◆ **Verilen metin**
<<<<

Gitarı Bırakma Noktasına Geldim.

Paul Gilbert geçenlerde bir videosunda Sabah kalkıp şu anda bile 12 saat boyunca kahvaltı ve 15 dk kahve molası dışında aralıksız gitar çalıştığından bahsediyordu.

Çünkü adam gitar çalışırken mutlu olabiliyor. Herkes için aynı durum yok. Birşeyi düzenli yaparsın ve keyif aldığın için yaparsın eğer almıyorsan başka bir şey yaparsın
 
Müzik kulağı çocukluktan gelişir, ve doğal olarak insan bu alanlara yönlenir. İster istemez de su yolunu bulur. Neyseniz O'sunuzdur aslında. Aİle, çevre, doğal yetenek hepsinin bir kombinasyonudur sanat faaliyetiyle uğraşmak. Ayıca, zaten hayatla pek bir derdiniz yoksa, sanat faaliyetiyle de uğraşmaz, başka mecralarda takılırsınız. Eğer böyle bir serzenişteyseniz, şimdiden bırakın ve kendinize sevebileceğiniz bir hayat kurmaya bakın. Herkesin gitar çalması gerekmiyor, zaten merak etmeyin çok az kişi gerçekten çalabiliyor, yalnız değilsiniz.

Ama illa ki ben bu işi kotarmak istiyorum derseniz, yıllarınızı vermeniz lazım. Ama sadece gitar çalmak değildir olay, okumaktır, araştırmaktır, size söylenenlere şüphe ile bakmaktır, başka bir bakış açısı geliştirmeye çalışmaktır. Günümüzde gitar çalan arkadaşlar hala daha 80ler gitar hero kafasındadırlar, "hacı kaç basıyon" kafası. Oysa ki, kaç bastığın değil, nerede, hangi konjonktürde, nasıl bir etki yaratabildiğindir. Bu da senin entellektüel kapasitenle, eğitiminle, aile kumaşının kalitesiyle ilgilidir. Tek bir nota bazen sizi öyle bir yere götürür, kalbinize o anda öyle bir işler ki, hayat boyu aklınızdan çıkmaz. Bunu yapabilmektir önemli olan. Elbette, teknik önemlidir, ne kadar farklı cümle kurabiliyorsanız, anlatım kapasiteniz o kadar artar. Ama teknik herşey değildir. 90larda bir sürü gitarcı vardı, canavar gibi. Şimdi hiçbiri yok. Neden? Çünkü teknik geliştirme fetişizminden çıkamayıp müzik yazamadılar bir türlü. Eski tabirle, "attırmaca" dan öteye gidemediler.

Sevgiler herkese...
 
ben 40 yaşındayım 15-16 yaşımdan beri gitar çalıyorum ve hiç ders almamıştım ozamanın şartları metotlar vs ler parasızlık yokluk falan derken bugünlere geldim. 12 yaşında bir kızım var ki bu başlı başına bir zaman ve sorumluluk, ayrıca iş hayatım çok yoğun tempolu evde tarantula beslemekten tutta fotoğrafçılığa bisiklete bir sürü hobi var ama gitara hep zaman buldum çünkü gitar çalarken aldığım tat hiç bir şeyde yok ve son iki aydır hayatımda ilkdefa ders almaya başladım. ne olursa olsun ders almak şart.

>>>>

◆ **Veri kümesi kesiti**

<<<<

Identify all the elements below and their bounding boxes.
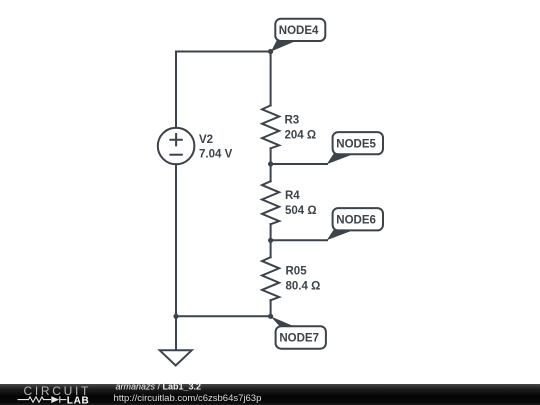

>>>>

◆ **Yönergeler**
1/ Gitar yazısında işin yalnızca gitar çalmak olmadığı söylendikten sonra sayılan uğraşların hepsini sırasıyla yazın.
2/ Gitar yazısından, "Gitarı Bırakma Noktasına" ifadesini içeren sözlerle açılıp "gitar çalıştığından bahsediyordu." ile kapanan bölümü hiç değiştirmeden döndürün.
Satırlar bu işte hiçbir rol oynamıyor.

◆ **Yanıtlar**
1/
- Okumak
- Araştırmak
- Size söylenenlere şüpheyle bakmak
- Başka bir bakış açısı geliştirmeye çalışmak

2/
Gitarı Bırakma Noktasına Geldim.

Paul Gilbert geçenlerde bir videosunda Sabah kalkıp şu anda bile 12 saat boyunca kahvaltı ve 15 dk kahve molası dışında aralıksız gitar çalıştığından bahsediyordu.